Comb the records below for the string "Distribuição" and copy each line where it turns up.

______________________________

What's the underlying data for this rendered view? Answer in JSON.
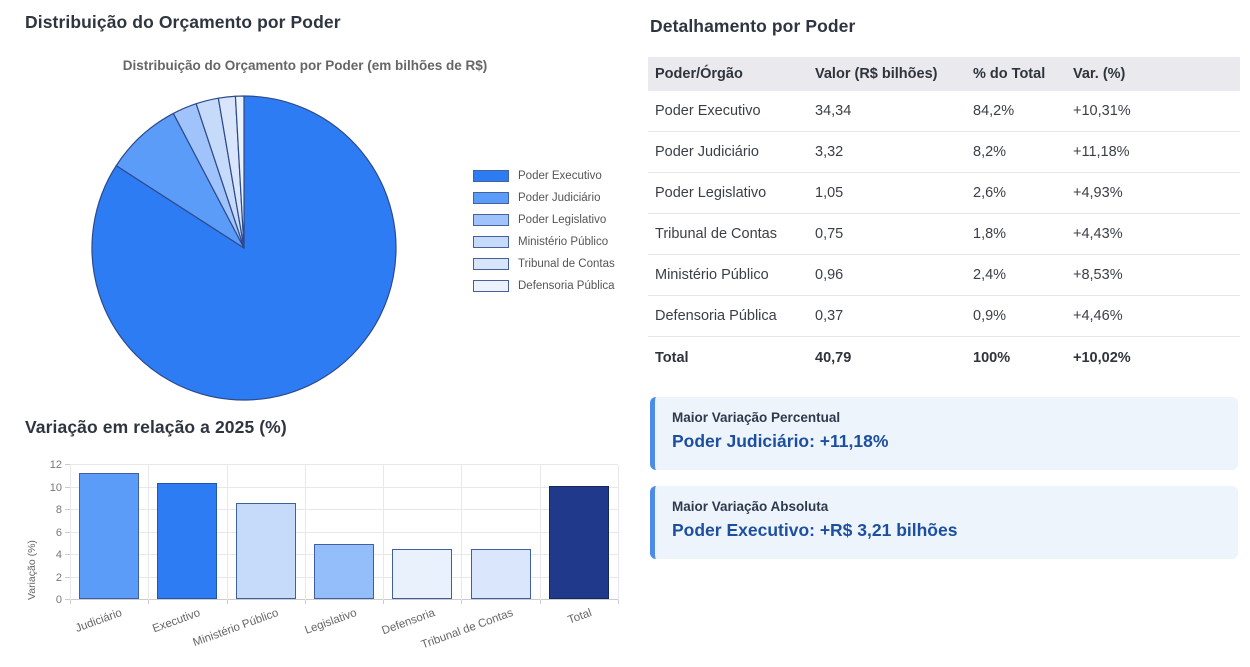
{
  "left": {
    "pie_heading": "Distribuição do Orçamento por Poder",
    "bar_heading": "Variação em relação a 2025 (%)"
  },
  "right": {
    "heading": "Detalhamento por Poder",
    "table": {
      "columns": [
        "Poder/Órgão",
        "Valor (R$ bilhões)",
        "% do Total",
        "Var. (%)"
      ],
      "rows": [
        [
          "Poder Executivo",
          "34,34",
          "84,2%",
          "+10,31%"
        ],
        [
          "Poder Judiciário",
          "3,32",
          "8,2%",
          "+11,18%"
        ],
        [
          "Poder Legislativo",
          "1,05",
          "2,6%",
          "+4,93%"
        ],
        [
          "Tribunal de Contas",
          "0,75",
          "1,8%",
          "+4,43%"
        ],
        [
          "Ministério Público",
          "0,96",
          "2,4%",
          "+8,53%"
        ],
        [
          "Defensoria Pública",
          "0,37",
          "0,9%",
          "+4,46%"
        ]
      ],
      "total_row": [
        "Total",
        "40,79",
        "100%",
        "+10,02%"
      ]
    },
    "callouts": [
      {
        "title": "Maior Variação Percentual",
        "value": "Poder Judiciário: +11,18%"
      },
      {
        "title": "Maior Variação Absoluta",
        "value": "Poder Executivo: +R$ 3,21 bilhões"
      }
    ]
  },
  "colors": {
    "accent_blue": "#2e7cf4",
    "table_header_bg": "#e9e9ee",
    "callout_bg": "#edf4fc",
    "callout_border": "#4c8ce8",
    "callout_value_text": "#1d4fa0"
  },
  "chart_data": [
    {
      "type": "pie",
      "title": "Distribuição do Orçamento por Poder (em bilhões de R$)",
      "labels": [
        "Poder Executivo",
        "Poder Judiciário",
        "Poder Legislativo",
        "Ministério Público",
        "Tribunal de Contas",
        "Defensoria Pública"
      ],
      "values_billions": [
        34.34,
        3.32,
        1.05,
        0.96,
        0.75,
        0.37
      ],
      "percents": [
        84.2,
        8.2,
        2.6,
        2.4,
        1.8,
        0.9
      ],
      "colors": [
        "#2e7cf4",
        "#5b9cf9",
        "#9fc3fa",
        "#c6dafa",
        "#d8e5fb",
        "#ebf2fe"
      ],
      "border_color": "#2d4a8c",
      "start_angle": "top",
      "direction": "clockwise",
      "legend_position": "right"
    },
    {
      "type": "bar",
      "categories": [
        "Judiciário",
        "Executivo",
        "Ministério Público",
        "Legislativo",
        "Defensoria",
        "Tribunal de Contas",
        "Total"
      ],
      "values": [
        11.18,
        10.31,
        8.53,
        4.93,
        4.46,
        4.43,
        10.02
      ],
      "colors": [
        "#5b9cf9",
        "#2e7cf4",
        "#c6dafa",
        "#93bef9",
        "#e9f1fd",
        "#d9e6fb",
        "#21398a"
      ],
      "border_colors": [
        "#3f5f9e",
        "#2156ab",
        "#3f5f9e",
        "#3f5f9e",
        "#3f5f9e",
        "#3f5f9e",
        "#16275e"
      ],
      "ylabel": "Variação (%)",
      "ylim": [
        0,
        12
      ],
      "yticks": [
        0,
        2,
        4,
        6,
        8,
        10,
        12
      ],
      "grid": true
    }
  ]
}
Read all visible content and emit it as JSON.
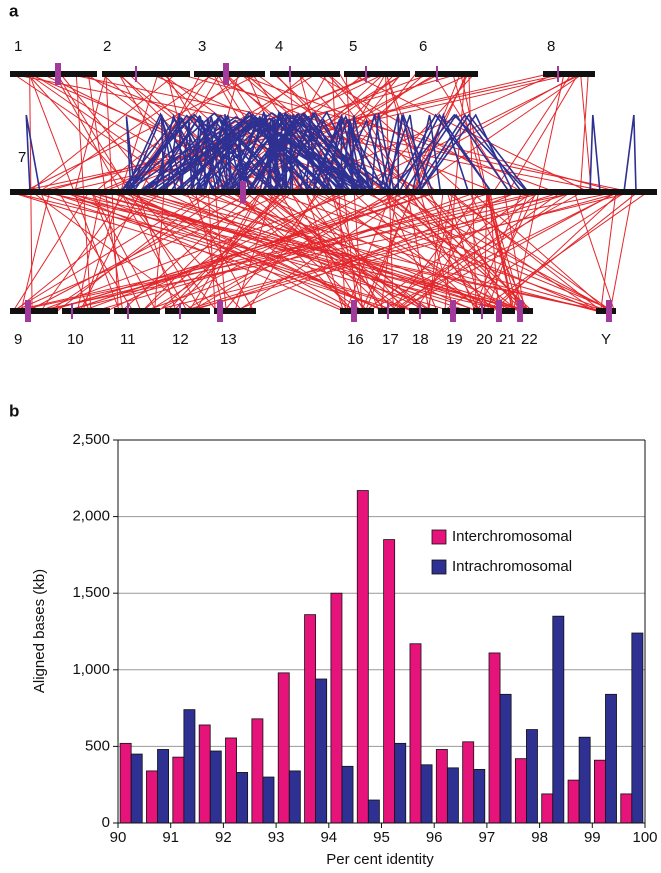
{
  "figure_a": {
    "label": "a",
    "chromosomes": [
      "1",
      "2",
      "3",
      "4",
      "5",
      "6",
      "8",
      "7",
      "9",
      "10",
      "11",
      "12",
      "13",
      "16",
      "17",
      "18",
      "19",
      "20",
      "21",
      "22",
      "Y"
    ]
  },
  "chart_data": {
    "type": "bar",
    "panel_label": "b",
    "x_label": "Per cent identity",
    "y_label": "Aligned bases (kb)",
    "x": [
      90.25,
      90.75,
      91.25,
      91.75,
      92.25,
      92.75,
      93.25,
      93.75,
      94.25,
      94.75,
      95.25,
      95.75,
      96.25,
      96.75,
      97.25,
      97.75,
      98.25,
      98.75,
      99.25,
      99.75
    ],
    "series": [
      {
        "name": "Interchromosomal",
        "color": "#e5137a",
        "values": [
          520,
          340,
          430,
          640,
          555,
          680,
          980,
          1360,
          1500,
          2170,
          1850,
          1170,
          480,
          530,
          1110,
          420,
          190,
          280,
          410,
          190
        ]
      },
      {
        "name": "Intrachromosomal",
        "color": "#2e3192",
        "values": [
          450,
          480,
          740,
          470,
          330,
          300,
          340,
          940,
          370,
          150,
          520,
          380,
          360,
          350,
          840,
          610,
          1350,
          560,
          840,
          1240
        ]
      }
    ],
    "xlim": [
      90,
      100
    ],
    "xticks": [
      90,
      91,
      92,
      93,
      94,
      95,
      96,
      97,
      98,
      99,
      100
    ],
    "ylim": [
      0,
      2500
    ],
    "yticks": [
      0,
      500,
      {
        "value": 1000,
        "label": "1,000"
      },
      {
        "value": 1500,
        "label": "1,500"
      },
      {
        "value": 2000,
        "label": "2,000"
      },
      {
        "value": 2500,
        "label": "2,500"
      }
    ],
    "grid": true,
    "legend": "upper right"
  }
}
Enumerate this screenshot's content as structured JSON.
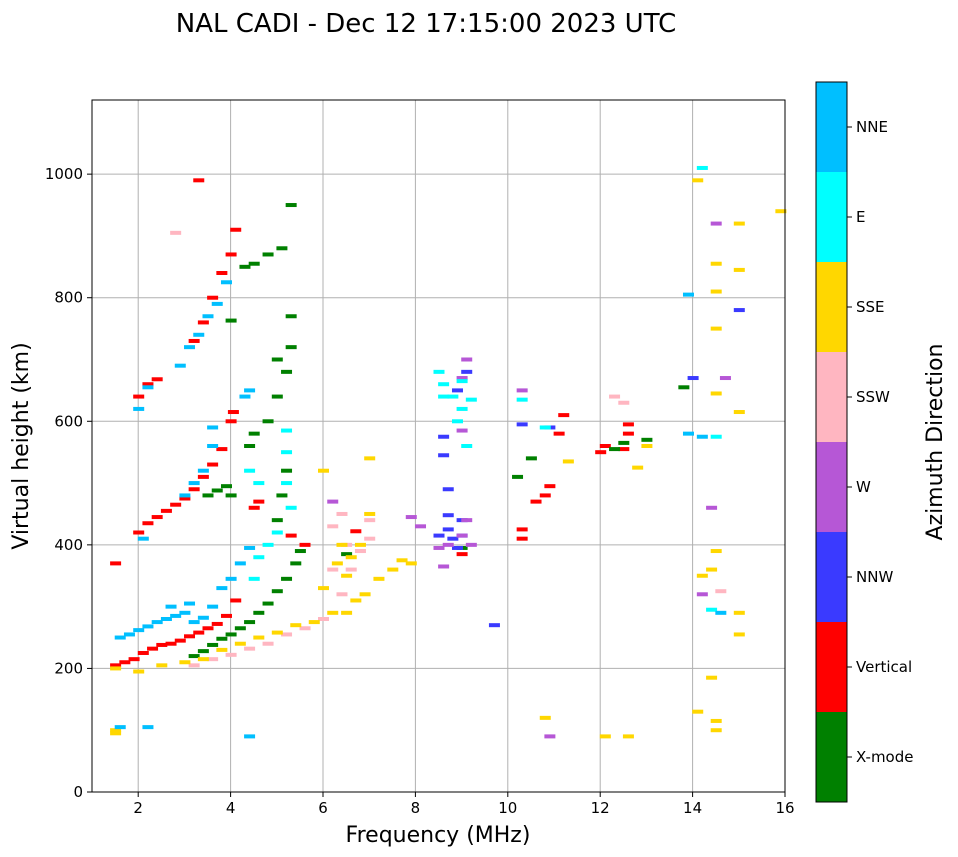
{
  "chart_data": {
    "type": "scatter",
    "title": "NAL CADI - Dec 12 17:15:00 2023 UTC",
    "xlabel": "Frequency (MHz)",
    "ylabel": "Virtual height (km)",
    "xlim": [
      1,
      16
    ],
    "ylim": [
      0,
      1120
    ],
    "xticks": [
      2,
      4,
      6,
      8,
      10,
      12,
      14,
      16
    ],
    "yticks": [
      0,
      200,
      400,
      600,
      800,
      1000
    ],
    "grid": true,
    "colorbar": {
      "label": "Azimuth Direction",
      "categories": [
        {
          "name": "X-mode",
          "color": "#008000"
        },
        {
          "name": "Vertical",
          "color": "#ff0000"
        },
        {
          "name": "NNW",
          "color": "#3a3aff"
        },
        {
          "name": "W",
          "color": "#b657d6"
        },
        {
          "name": "SSW",
          "color": "#ffb6c1"
        },
        {
          "name": "SSE",
          "color": "#ffd700"
        },
        {
          "name": "E",
          "color": "#00ffff"
        },
        {
          "name": "NNE",
          "color": "#00bfff"
        }
      ]
    },
    "series": [
      {
        "name": "Vertical",
        "points": [
          [
            1.5,
            205
          ],
          [
            1.7,
            210
          ],
          [
            1.9,
            215
          ],
          [
            2.1,
            225
          ],
          [
            2.3,
            232
          ],
          [
            2.5,
            238
          ],
          [
            2.7,
            240
          ],
          [
            2.9,
            245
          ],
          [
            3.1,
            252
          ],
          [
            3.3,
            258
          ],
          [
            3.5,
            265
          ],
          [
            3.7,
            272
          ],
          [
            3.9,
            285
          ],
          [
            4.1,
            310
          ],
          [
            2.0,
            420
          ],
          [
            2.2,
            435
          ],
          [
            2.4,
            445
          ],
          [
            2.6,
            455
          ],
          [
            2.8,
            465
          ],
          [
            3.0,
            475
          ],
          [
            3.2,
            490
          ],
          [
            3.4,
            510
          ],
          [
            3.6,
            530
          ],
          [
            3.8,
            555
          ],
          [
            4.0,
            600
          ],
          [
            4.05,
            615
          ],
          [
            2.0,
            640
          ],
          [
            2.2,
            660
          ],
          [
            2.4,
            668
          ],
          [
            3.2,
            730
          ],
          [
            3.4,
            760
          ],
          [
            3.6,
            800
          ],
          [
            3.8,
            840
          ],
          [
            4.0,
            870
          ],
          [
            4.1,
            910
          ],
          [
            4.5,
            460
          ],
          [
            4.6,
            470
          ],
          [
            5.3,
            415
          ],
          [
            5.6,
            400
          ],
          [
            10.3,
            410
          ],
          [
            10.3,
            425
          ],
          [
            10.6,
            470
          ],
          [
            10.8,
            480
          ],
          [
            10.9,
            495
          ],
          [
            11.1,
            580
          ],
          [
            11.2,
            610
          ],
          [
            12.0,
            550
          ],
          [
            12.1,
            560
          ],
          [
            12.5,
            555
          ],
          [
            12.6,
            580
          ],
          [
            12.6,
            595
          ],
          [
            1.5,
            370
          ],
          [
            6.7,
            422
          ],
          [
            9.0,
            385
          ],
          [
            3.3,
            990
          ]
        ]
      },
      {
        "name": "X-mode",
        "points": [
          [
            3.2,
            220
          ],
          [
            3.4,
            228
          ],
          [
            3.6,
            238
          ],
          [
            3.8,
            248
          ],
          [
            4.0,
            255
          ],
          [
            4.2,
            265
          ],
          [
            4.4,
            275
          ],
          [
            4.6,
            290
          ],
          [
            4.8,
            305
          ],
          [
            5.0,
            325
          ],
          [
            5.2,
            345
          ],
          [
            5.4,
            370
          ],
          [
            5.5,
            390
          ],
          [
            5.0,
            440
          ],
          [
            5.1,
            480
          ],
          [
            5.2,
            520
          ],
          [
            4.4,
            560
          ],
          [
            4.5,
            580
          ],
          [
            4.8,
            600
          ],
          [
            5.0,
            640
          ],
          [
            5.2,
            680
          ],
          [
            5.3,
            720
          ],
          [
            5.3,
            770
          ],
          [
            4.3,
            850
          ],
          [
            4.5,
            855
          ],
          [
            4.8,
            870
          ],
          [
            5.1,
            880
          ],
          [
            3.9,
            495
          ],
          [
            3.7,
            488
          ],
          [
            3.5,
            480
          ],
          [
            4.0,
            480
          ],
          [
            6.5,
            385
          ],
          [
            9.0,
            395
          ],
          [
            10.2,
            510
          ],
          [
            10.5,
            540
          ],
          [
            12.3,
            555
          ],
          [
            12.5,
            565
          ],
          [
            13.0,
            570
          ],
          [
            13.8,
            655
          ],
          [
            4.0,
            763
          ],
          [
            5.0,
            700
          ],
          [
            5.3,
            950
          ]
        ]
      },
      {
        "name": "NNW",
        "points": [
          [
            8.6,
            545
          ],
          [
            8.6,
            575
          ],
          [
            8.7,
            490
          ],
          [
            8.7,
            448
          ],
          [
            8.7,
            425
          ],
          [
            8.8,
            410
          ],
          [
            8.9,
            395
          ],
          [
            9.0,
            415
          ],
          [
            9.0,
            440
          ],
          [
            9.1,
            680
          ],
          [
            8.9,
            650
          ],
          [
            10.3,
            595
          ],
          [
            10.9,
            590
          ],
          [
            9.7,
            270
          ],
          [
            15.0,
            780
          ],
          [
            14.0,
            670
          ],
          [
            8.5,
            415
          ]
        ]
      },
      {
        "name": "W",
        "points": [
          [
            7.9,
            445
          ],
          [
            8.1,
            430
          ],
          [
            8.5,
            395
          ],
          [
            8.7,
            400
          ],
          [
            9.1,
            700
          ],
          [
            9.0,
            670
          ],
          [
            9.0,
            585
          ],
          [
            9.2,
            400
          ],
          [
            9.1,
            440
          ],
          [
            9.0,
            415
          ],
          [
            8.6,
            365
          ],
          [
            10.3,
            650
          ],
          [
            10.9,
            90
          ],
          [
            14.2,
            320
          ],
          [
            14.4,
            460
          ],
          [
            14.5,
            920
          ],
          [
            14.7,
            670
          ],
          [
            6.2,
            470
          ]
        ]
      },
      {
        "name": "SSW",
        "points": [
          [
            3.2,
            205
          ],
          [
            3.6,
            215
          ],
          [
            4.0,
            222
          ],
          [
            4.4,
            232
          ],
          [
            4.8,
            240
          ],
          [
            5.2,
            255
          ],
          [
            5.6,
            265
          ],
          [
            6.0,
            280
          ],
          [
            6.4,
            320
          ],
          [
            6.6,
            360
          ],
          [
            6.8,
            390
          ],
          [
            7.0,
            410
          ],
          [
            6.5,
            400
          ],
          [
            6.2,
            430
          ],
          [
            7.0,
            440
          ],
          [
            12.3,
            640
          ],
          [
            12.5,
            630
          ],
          [
            14.6,
            325
          ],
          [
            2.8,
            905
          ],
          [
            6.2,
            360
          ],
          [
            6.4,
            450
          ]
        ]
      },
      {
        "name": "SSE",
        "points": [
          [
            1.5,
            200
          ],
          [
            2.0,
            195
          ],
          [
            2.5,
            205
          ],
          [
            3.0,
            210
          ],
          [
            3.4,
            215
          ],
          [
            3.8,
            230
          ],
          [
            4.2,
            240
          ],
          [
            4.6,
            250
          ],
          [
            5.0,
            258
          ],
          [
            5.4,
            270
          ],
          [
            5.8,
            275
          ],
          [
            6.2,
            290
          ],
          [
            6.5,
            290
          ],
          [
            6.7,
            310
          ],
          [
            6.9,
            320
          ],
          [
            7.2,
            345
          ],
          [
            7.5,
            360
          ],
          [
            7.7,
            375
          ],
          [
            7.9,
            370
          ],
          [
            6.5,
            350
          ],
          [
            6.0,
            330
          ],
          [
            6.3,
            370
          ],
          [
            6.8,
            400
          ],
          [
            7.0,
            450
          ],
          [
            7.0,
            540
          ],
          [
            6.0,
            520
          ],
          [
            11.3,
            535
          ],
          [
            12.8,
            525
          ],
          [
            13.0,
            560
          ],
          [
            14.1,
            990
          ],
          [
            14.2,
            350
          ],
          [
            14.4,
            360
          ],
          [
            14.5,
            645
          ],
          [
            14.5,
            750
          ],
          [
            14.5,
            810
          ],
          [
            14.5,
            855
          ],
          [
            14.5,
            390
          ],
          [
            15.0,
            920
          ],
          [
            15.0,
            845
          ],
          [
            15.0,
            615
          ],
          [
            15.0,
            290
          ],
          [
            15.0,
            255
          ],
          [
            14.5,
            100
          ],
          [
            14.5,
            115
          ],
          [
            14.4,
            185
          ],
          [
            14.1,
            130
          ],
          [
            15.9,
            940
          ],
          [
            12.1,
            90
          ],
          [
            12.6,
            90
          ],
          [
            10.8,
            120
          ],
          [
            1.5,
            100
          ],
          [
            1.5,
            95
          ],
          [
            6.4,
            400
          ],
          [
            6.6,
            380
          ]
        ]
      },
      {
        "name": "E",
        "points": [
          [
            8.5,
            680
          ],
          [
            8.6,
            660
          ],
          [
            8.6,
            640
          ],
          [
            8.8,
            640
          ],
          [
            8.9,
            600
          ],
          [
            9.1,
            560
          ],
          [
            9.2,
            635
          ],
          [
            9.0,
            665
          ],
          [
            5.3,
            460
          ],
          [
            5.0,
            420
          ],
          [
            4.8,
            400
          ],
          [
            4.6,
            380
          ],
          [
            4.5,
            345
          ],
          [
            4.4,
            520
          ],
          [
            4.6,
            500
          ],
          [
            5.2,
            500
          ],
          [
            5.2,
            550
          ],
          [
            5.2,
            585
          ],
          [
            14.4,
            295
          ],
          [
            14.5,
            575
          ],
          [
            14.2,
            1010
          ],
          [
            10.8,
            590
          ],
          [
            9.0,
            620
          ],
          [
            10.3,
            635
          ]
        ]
      },
      {
        "name": "NNE",
        "points": [
          [
            1.6,
            250
          ],
          [
            1.8,
            255
          ],
          [
            2.0,
            262
          ],
          [
            2.2,
            268
          ],
          [
            2.4,
            275
          ],
          [
            2.6,
            280
          ],
          [
            2.8,
            285
          ],
          [
            3.0,
            290
          ],
          [
            3.2,
            275
          ],
          [
            3.4,
            282
          ],
          [
            3.6,
            300
          ],
          [
            3.8,
            330
          ],
          [
            4.0,
            345
          ],
          [
            4.2,
            370
          ],
          [
            4.4,
            395
          ],
          [
            2.1,
            410
          ],
          [
            3.0,
            480
          ],
          [
            3.2,
            500
          ],
          [
            3.4,
            520
          ],
          [
            3.6,
            560
          ],
          [
            3.6,
            590
          ],
          [
            2.0,
            620
          ],
          [
            2.2,
            655
          ],
          [
            2.9,
            690
          ],
          [
            3.1,
            720
          ],
          [
            3.3,
            740
          ],
          [
            3.5,
            770
          ],
          [
            3.7,
            790
          ],
          [
            3.9,
            825
          ],
          [
            4.3,
            640
          ],
          [
            4.4,
            650
          ],
          [
            1.6,
            105
          ],
          [
            2.2,
            105
          ],
          [
            4.4,
            90
          ],
          [
            13.9,
            580
          ],
          [
            13.9,
            805
          ],
          [
            14.2,
            575
          ],
          [
            14.6,
            290
          ],
          [
            2.7,
            300
          ],
          [
            3.1,
            305
          ]
        ]
      }
    ]
  }
}
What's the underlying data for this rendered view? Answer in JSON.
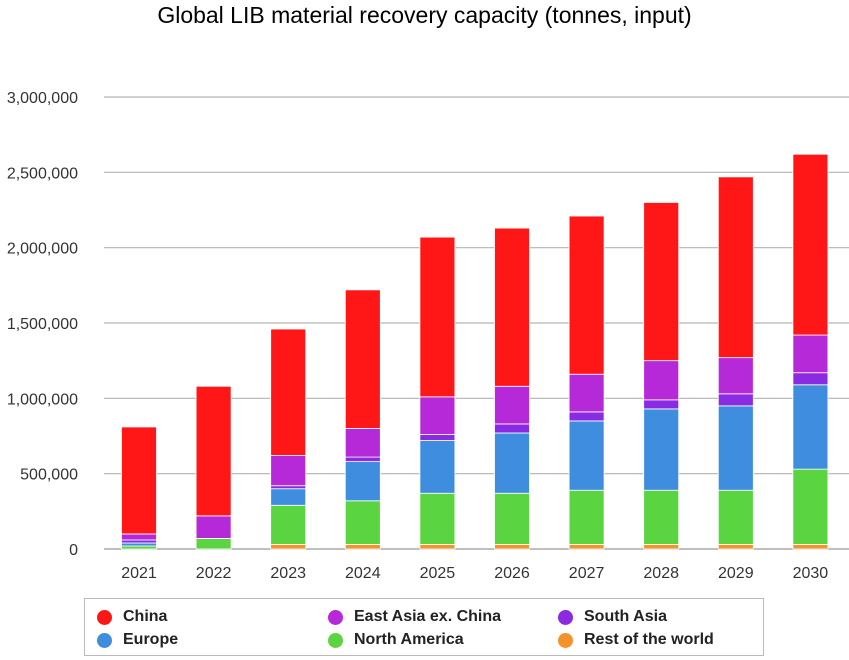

______________________________

Solution to this task ▸
    "pie_heading": "Distribuição do Orçamento por Poder",
      "title": "Distribuição do Orçamento por Poder (em bilhões de R$)",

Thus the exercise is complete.